Task prompt: Your task is to give the data again, exactly, with every line intact.

Source records:
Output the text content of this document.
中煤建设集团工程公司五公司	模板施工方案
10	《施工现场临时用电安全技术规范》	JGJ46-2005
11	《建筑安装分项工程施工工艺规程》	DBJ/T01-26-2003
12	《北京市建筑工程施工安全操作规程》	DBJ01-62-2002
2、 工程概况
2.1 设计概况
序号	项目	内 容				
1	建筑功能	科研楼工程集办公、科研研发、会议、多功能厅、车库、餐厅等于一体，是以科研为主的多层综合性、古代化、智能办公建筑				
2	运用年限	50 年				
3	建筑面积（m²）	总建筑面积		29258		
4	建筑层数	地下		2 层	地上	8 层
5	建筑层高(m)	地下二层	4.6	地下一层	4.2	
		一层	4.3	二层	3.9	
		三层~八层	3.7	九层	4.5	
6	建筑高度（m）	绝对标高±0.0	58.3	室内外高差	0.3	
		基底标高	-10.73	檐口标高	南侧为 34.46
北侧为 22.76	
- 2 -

Answer to this problem:
Output the text content of this document.
中煤建设集团工程公司五公司	模板施工方案
10	《施工现场临时用电安全技术规范》	JGJ46-2005
11	《建筑安装分项工程施工工艺规程》	DBJ/T01-26-2003
12	《北京市建筑工程施工安全操作规程》	DBJ01-62-2002
2、 工程概况
2.1 设计概况
序号	项目	内 容				
1	建筑功能	科研楼工程集办公、科研研发、会议、多功能厅、车库、餐厅等于一体，是以科研为主的多层综合性、古代化、智能办公建筑				
2	运用年限	50 年				
3	建筑面积（m²）	总建筑面积		29258		
4	建筑层数	地下		2 层	地上	8 层
5	建筑层高(m)	地下二层	4.6	地下一层	4.2	
		一层	4.3	二层	3.9	
		三层~八层	3.7	九层	4.5	
6	建筑高度（m）	绝对标高±0.0	58.3	室内外高差	0.3	
		基底标高	-10.73	檐口标高	南侧为 34.46
北侧为 22.76	
- 2 -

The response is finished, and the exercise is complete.